=== Material supplied ===

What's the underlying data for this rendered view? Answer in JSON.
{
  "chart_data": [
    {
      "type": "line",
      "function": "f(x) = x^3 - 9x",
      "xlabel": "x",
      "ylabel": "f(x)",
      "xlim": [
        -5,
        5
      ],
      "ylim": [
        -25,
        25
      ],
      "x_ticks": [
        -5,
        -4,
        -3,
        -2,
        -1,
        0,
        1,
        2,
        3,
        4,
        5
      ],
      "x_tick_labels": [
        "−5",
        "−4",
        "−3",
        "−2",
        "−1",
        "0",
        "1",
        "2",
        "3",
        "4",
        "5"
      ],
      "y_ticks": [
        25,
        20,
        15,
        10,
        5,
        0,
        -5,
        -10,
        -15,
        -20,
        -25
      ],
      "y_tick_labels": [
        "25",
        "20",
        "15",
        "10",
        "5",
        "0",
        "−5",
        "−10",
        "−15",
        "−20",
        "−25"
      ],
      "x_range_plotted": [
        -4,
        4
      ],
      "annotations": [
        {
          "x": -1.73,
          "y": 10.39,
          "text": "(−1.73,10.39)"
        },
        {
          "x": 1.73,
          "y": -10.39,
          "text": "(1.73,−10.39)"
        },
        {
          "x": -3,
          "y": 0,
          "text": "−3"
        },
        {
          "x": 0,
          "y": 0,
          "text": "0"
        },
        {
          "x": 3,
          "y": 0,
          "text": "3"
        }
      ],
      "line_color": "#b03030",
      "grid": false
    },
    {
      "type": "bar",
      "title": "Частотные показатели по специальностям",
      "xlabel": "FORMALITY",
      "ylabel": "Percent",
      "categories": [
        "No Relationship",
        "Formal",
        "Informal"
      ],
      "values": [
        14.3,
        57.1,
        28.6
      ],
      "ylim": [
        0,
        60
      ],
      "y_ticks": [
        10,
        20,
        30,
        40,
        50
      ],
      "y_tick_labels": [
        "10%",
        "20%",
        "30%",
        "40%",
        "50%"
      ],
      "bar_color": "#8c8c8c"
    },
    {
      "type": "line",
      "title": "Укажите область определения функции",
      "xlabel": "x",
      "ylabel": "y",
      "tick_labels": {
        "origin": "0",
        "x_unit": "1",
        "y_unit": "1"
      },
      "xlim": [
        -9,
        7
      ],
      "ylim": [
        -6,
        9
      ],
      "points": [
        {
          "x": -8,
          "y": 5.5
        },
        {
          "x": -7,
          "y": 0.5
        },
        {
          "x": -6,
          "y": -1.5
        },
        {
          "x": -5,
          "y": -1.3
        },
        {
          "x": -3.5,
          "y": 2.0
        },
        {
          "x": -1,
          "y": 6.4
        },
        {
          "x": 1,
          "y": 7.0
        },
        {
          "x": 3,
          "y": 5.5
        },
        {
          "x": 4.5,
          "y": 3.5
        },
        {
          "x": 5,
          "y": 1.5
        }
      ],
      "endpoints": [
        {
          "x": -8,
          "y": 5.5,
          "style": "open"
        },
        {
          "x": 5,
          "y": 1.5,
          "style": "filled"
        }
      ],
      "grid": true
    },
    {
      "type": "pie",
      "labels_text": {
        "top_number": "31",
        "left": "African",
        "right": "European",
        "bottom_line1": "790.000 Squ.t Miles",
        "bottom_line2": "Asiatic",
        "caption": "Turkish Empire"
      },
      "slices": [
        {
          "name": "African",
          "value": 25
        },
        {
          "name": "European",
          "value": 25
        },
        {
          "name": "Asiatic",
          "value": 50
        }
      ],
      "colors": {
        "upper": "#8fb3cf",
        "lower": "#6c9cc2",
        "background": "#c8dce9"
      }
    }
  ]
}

=== Exercise requirements ===
Send back each record exactly as it stands.

=== Completed task ===
What's the underlying data for this rendered view? Answer in JSON.
{
  "chart_data": [
    {
      "type": "line",
      "function": "f(x) = x^3 - 9x",
      "xlabel": "x",
      "ylabel": "f(x)",
      "xlim": [
        -5,
        5
      ],
      "ylim": [
        -25,
        25
      ],
      "x_ticks": [
        -5,
        -4,
        -3,
        -2,
        -1,
        0,
        1,
        2,
        3,
        4,
        5
      ],
      "x_tick_labels": [
        "−5",
        "−4",
        "−3",
        "−2",
        "−1",
        "0",
        "1",
        "2",
        "3",
        "4",
        "5"
      ],
      "y_ticks": [
        25,
        20,
        15,
        10,
        5,
        0,
        -5,
        -10,
        -15,
        -20,
        -25
      ],
      "y_tick_labels": [
        "25",
        "20",
        "15",
        "10",
        "5",
        "0",
        "−5",
        "−10",
        "−15",
        "−20",
        "−25"
      ],
      "x_range_plotted": [
        -4,
        4
      ],
      "annotations": [
        {
          "x": -1.73,
          "y": 10.39,
          "text": "(−1.73,10.39)"
        },
        {
          "x": 1.73,
          "y": -10.39,
          "text": "(1.73,−10.39)"
        },
        {
          "x": -3,
          "y": 0,
          "text": "−3"
        },
        {
          "x": 0,
          "y": 0,
          "text": "0"
        },
        {
          "x": 3,
          "y": 0,
          "text": "3"
        }
      ],
      "line_color": "#b03030",
      "grid": false
    },
    {
      "type": "bar",
      "title": "Частотные показатели по специальностям",
      "xlabel": "FORMALITY",
      "ylabel": "Percent",
      "categories": [
        "No Relationship",
        "Formal",
        "Informal"
      ],
      "values": [
        14.3,
        57.1,
        28.6
      ],
      "ylim": [
        0,
        60
      ],
      "y_ticks": [
        10,
        20,
        30,
        40,
        50
      ],
      "y_tick_labels": [
        "10%",
        "20%",
        "30%",
        "40%",
        "50%"
      ],
      "bar_color": "#8c8c8c"
    },
    {
      "type": "line",
      "title": "Укажите область определения функции",
      "xlabel": "x",
      "ylabel": "y",
      "tick_labels": {
        "origin": "0",
        "x_unit": "1",
        "y_unit": "1"
      },
      "xlim": [
        -9,
        7
      ],
      "ylim": [
        -6,
        9
      ],
      "points": [
        {
          "x": -8,
          "y": 5.5
        },
        {
          "x": -7,
          "y": 0.5
        },
        {
          "x": -6,
          "y": -1.5
        },
        {
          "x": -5,
          "y": -1.3
        },
        {
          "x": -3.5,
          "y": 2.0
        },
        {
          "x": -1,
          "y": 6.4
        },
        {
          "x": 1,
          "y": 7.0
        },
        {
          "x": 3,
          "y": 5.5
        },
        {
          "x": 4.5,
          "y": 3.5
        },
        {
          "x": 5,
          "y": 1.5
        }
      ],
      "endpoints": [
        {
          "x": -8,
          "y": 5.5,
          "style": "open"
        },
        {
          "x": 5,
          "y": 1.5,
          "style": "filled"
        }
      ],
      "grid": true
    },
    {
      "type": "pie",
      "labels_text": {
        "top_number": "31",
        "left": "African",
        "right": "European",
        "bottom_line1": "790.000 Squ.t Miles",
        "bottom_line2": "Asiatic",
        "caption": "Turkish Empire"
      },
      "slices": [
        {
          "name": "African",
          "value": 25
        },
        {
          "name": "European",
          "value": 25
        },
        {
          "name": "Asiatic",
          "value": 50
        }
      ],
      "colors": {
        "upper": "#8fb3cf",
        "lower": "#6c9cc2",
        "background": "#c8dce9"
      }
    }
  ]
}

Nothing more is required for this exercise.